>> START

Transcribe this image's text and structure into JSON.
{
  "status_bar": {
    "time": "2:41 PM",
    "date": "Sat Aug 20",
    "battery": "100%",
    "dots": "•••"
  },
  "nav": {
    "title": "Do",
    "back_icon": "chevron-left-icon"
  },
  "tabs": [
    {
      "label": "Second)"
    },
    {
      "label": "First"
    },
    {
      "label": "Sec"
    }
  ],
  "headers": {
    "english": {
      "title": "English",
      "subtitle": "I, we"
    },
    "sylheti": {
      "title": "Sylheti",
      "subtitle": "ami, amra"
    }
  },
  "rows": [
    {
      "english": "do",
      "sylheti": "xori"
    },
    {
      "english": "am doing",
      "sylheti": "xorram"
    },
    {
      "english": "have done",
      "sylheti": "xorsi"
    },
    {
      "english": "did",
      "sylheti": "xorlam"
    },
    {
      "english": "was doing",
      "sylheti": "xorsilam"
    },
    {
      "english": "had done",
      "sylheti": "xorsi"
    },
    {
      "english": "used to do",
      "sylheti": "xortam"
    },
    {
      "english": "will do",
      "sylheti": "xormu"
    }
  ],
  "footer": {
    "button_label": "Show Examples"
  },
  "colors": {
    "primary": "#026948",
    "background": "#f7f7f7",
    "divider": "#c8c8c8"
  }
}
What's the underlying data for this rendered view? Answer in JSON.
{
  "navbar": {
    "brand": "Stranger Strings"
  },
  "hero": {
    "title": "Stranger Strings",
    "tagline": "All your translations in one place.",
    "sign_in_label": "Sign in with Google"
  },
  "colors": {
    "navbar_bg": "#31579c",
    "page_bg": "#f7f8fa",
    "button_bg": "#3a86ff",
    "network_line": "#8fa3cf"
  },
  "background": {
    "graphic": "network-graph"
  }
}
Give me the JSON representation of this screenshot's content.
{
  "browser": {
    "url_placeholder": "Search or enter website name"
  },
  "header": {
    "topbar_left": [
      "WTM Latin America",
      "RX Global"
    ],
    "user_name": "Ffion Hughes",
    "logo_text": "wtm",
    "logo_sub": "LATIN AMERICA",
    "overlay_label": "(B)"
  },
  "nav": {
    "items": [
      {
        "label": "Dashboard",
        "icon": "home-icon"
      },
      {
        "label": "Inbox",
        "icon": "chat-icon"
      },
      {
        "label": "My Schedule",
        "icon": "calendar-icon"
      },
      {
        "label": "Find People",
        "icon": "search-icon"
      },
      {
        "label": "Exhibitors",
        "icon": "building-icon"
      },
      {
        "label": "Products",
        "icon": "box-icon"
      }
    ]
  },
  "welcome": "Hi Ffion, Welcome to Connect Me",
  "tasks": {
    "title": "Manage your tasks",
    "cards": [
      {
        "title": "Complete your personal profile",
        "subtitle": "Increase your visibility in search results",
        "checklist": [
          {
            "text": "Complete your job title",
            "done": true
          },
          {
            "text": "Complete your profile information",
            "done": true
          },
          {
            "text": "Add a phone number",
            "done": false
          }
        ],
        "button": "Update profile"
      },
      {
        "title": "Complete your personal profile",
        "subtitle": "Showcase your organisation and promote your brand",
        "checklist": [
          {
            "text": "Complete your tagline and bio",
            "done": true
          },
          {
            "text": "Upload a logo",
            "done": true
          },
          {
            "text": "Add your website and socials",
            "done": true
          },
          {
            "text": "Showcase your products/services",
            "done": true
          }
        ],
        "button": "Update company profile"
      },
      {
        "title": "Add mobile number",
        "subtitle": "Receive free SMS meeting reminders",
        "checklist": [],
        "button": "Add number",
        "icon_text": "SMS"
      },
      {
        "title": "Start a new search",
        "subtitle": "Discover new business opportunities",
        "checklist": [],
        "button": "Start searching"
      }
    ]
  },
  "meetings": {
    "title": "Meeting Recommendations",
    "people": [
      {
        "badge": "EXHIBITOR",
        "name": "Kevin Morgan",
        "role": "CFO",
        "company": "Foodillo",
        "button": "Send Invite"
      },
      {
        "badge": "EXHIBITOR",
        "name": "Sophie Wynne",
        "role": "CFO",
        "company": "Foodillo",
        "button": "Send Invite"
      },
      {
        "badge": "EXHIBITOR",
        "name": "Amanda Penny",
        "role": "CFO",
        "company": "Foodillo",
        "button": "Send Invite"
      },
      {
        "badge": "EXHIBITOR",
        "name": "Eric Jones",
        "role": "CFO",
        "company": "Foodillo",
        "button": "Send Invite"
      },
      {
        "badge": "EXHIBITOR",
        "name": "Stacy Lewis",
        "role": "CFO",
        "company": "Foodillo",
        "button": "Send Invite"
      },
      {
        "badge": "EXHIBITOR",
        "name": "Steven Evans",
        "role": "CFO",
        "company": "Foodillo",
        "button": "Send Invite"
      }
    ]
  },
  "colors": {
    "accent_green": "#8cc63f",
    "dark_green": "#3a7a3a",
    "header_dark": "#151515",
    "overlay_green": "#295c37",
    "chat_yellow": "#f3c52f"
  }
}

>> END

THE EXERCISE: Repeat the listing exactly, from its first line to its last.

EXPECTED ANSWER:
Transcribe this image's text and structure into JSON.
{
  "status_bar": {
    "time": "2:41 PM",
    "date": "Sat Aug 20",
    "battery": "100%",
    "dots": "•••"
  },
  "nav": {
    "title": "Do",
    "back_icon": "chevron-left-icon"
  },
  "tabs": [
    {
      "label": "Second)"
    },
    {
      "label": "First"
    },
    {
      "label": "Sec"
    }
  ],
  "headers": {
    "english": {
      "title": "English",
      "subtitle": "I, we"
    },
    "sylheti": {
      "title": "Sylheti",
      "subtitle": "ami, amra"
    }
  },
  "rows": [
    {
      "english": "do",
      "sylheti": "xori"
    },
    {
      "english": "am doing",
      "sylheti": "xorram"
    },
    {
      "english": "have done",
      "sylheti": "xorsi"
    },
    {
      "english": "did",
      "sylheti": "xorlam"
    },
    {
      "english": "was doing",
      "sylheti": "xorsilam"
    },
    {
      "english": "had done",
      "sylheti": "xorsi"
    },
    {
      "english": "used to do",
      "sylheti": "xortam"
    },
    {
      "english": "will do",
      "sylheti": "xormu"
    }
  ],
  "footer": {
    "button_label": "Show Examples"
  },
  "colors": {
    "primary": "#026948",
    "background": "#f7f7f7",
    "divider": "#c8c8c8"
  }
}
What's the underlying data for this rendered view? Answer in JSON.
{
  "navbar": {
    "brand": "Stranger Strings"
  },
  "hero": {
    "title": "Stranger Strings",
    "tagline": "All your translations in one place.",
    "sign_in_label": "Sign in with Google"
  },
  "colors": {
    "navbar_bg": "#31579c",
    "page_bg": "#f7f8fa",
    "button_bg": "#3a86ff",
    "network_line": "#8fa3cf"
  },
  "background": {
    "graphic": "network-graph"
  }
}
Give me the JSON representation of this screenshot's content.
{
  "browser": {
    "url_placeholder": "Search or enter website name"
  },
  "header": {
    "topbar_left": [
      "WTM Latin America",
      "RX Global"
    ],
    "user_name": "Ffion Hughes",
    "logo_text": "wtm",
    "logo_sub": "LATIN AMERICA",
    "overlay_label": "(B)"
  },
  "nav": {
    "items": [
      {
        "label": "Dashboard",
        "icon": "home-icon"
      },
      {
        "label": "Inbox",
        "icon": "chat-icon"
      },
      {
        "label": "My Schedule",
        "icon": "calendar-icon"
      },
      {
        "label": "Find People",
        "icon": "search-icon"
      },
      {
        "label": "Exhibitors",
        "icon": "building-icon"
      },
      {
        "label": "Products",
        "icon": "box-icon"
      }
    ]
  },
  "welcome": "Hi Ffion, Welcome to Connect Me",
  "tasks": {
    "title": "Manage your tasks",
    "cards": [
      {
        "title": "Complete your personal profile",
        "subtitle": "Increase your visibility in search results",
        "checklist": [
          {
            "text": "Complete your job title",
            "done": true
          },
          {
            "text": "Complete your profile information",
            "done": true
          },
          {
            "text": "Add a phone number",
            "done": false
          }
        ],
        "button": "Update profile"
      },
      {
        "title": "Complete your personal profile",
        "subtitle": "Showcase your organisation and promote your brand",
        "checklist": [
          {
            "text": "Complete your tagline and bio",
            "done": true
          },
          {
            "text": "Upload a logo",
            "done": true
          },
          {
            "text": "Add your website and socials",
            "done": true
          },
          {
            "text": "Showcase your products/services",
            "done": true
          }
        ],
        "button": "Update company profile"
      },
      {
        "title": "Add mobile number",
        "subtitle": "Receive free SMS meeting reminders",
        "checklist": [],
        "button": "Add number",
        "icon_text": "SMS"
      },
      {
        "title": "Start a new search",
        "subtitle": "Discover new business opportunities",
        "checklist": [],
        "button": "Start searching"
      }
    ]
  },
  "meetings": {
    "title": "Meeting Recommendations",
    "people": [
      {
        "badge": "EXHIBITOR",
        "name": "Kevin Morgan",
        "role": "CFO",
        "company": "Foodillo",
        "button": "Send Invite"
      },
      {
        "badge": "EXHIBITOR",
        "name": "Sophie Wynne",
        "role": "CFO",
        "company": "Foodillo",
        "button": "Send Invite"
      },
      {
        "badge": "EXHIBITOR",
        "name": "Amanda Penny",
        "role": "CFO",
        "company": "Foodillo",
        "button": "Send Invite"
      },
      {
        "badge": "EXHIBITOR",
        "name": "Eric Jones",
        "role": "CFO",
        "company": "Foodillo",
        "button": "Send Invite"
      },
      {
        "badge": "EXHIBITOR",
        "name": "Stacy Lewis",
        "role": "CFO",
        "company": "Foodillo",
        "button": "Send Invite"
      },
      {
        "badge": "EXHIBITOR",
        "name": "Steven Evans",
        "role": "CFO",
        "company": "Foodillo",
        "button": "Send Invite"
      }
    ]
  },
  "colors": {
    "accent_green": "#8cc63f",
    "dark_green": "#3a7a3a",
    "header_dark": "#151515",
    "overlay_green": "#295c37",
    "chat_yellow": "#f3c52f"
  }
}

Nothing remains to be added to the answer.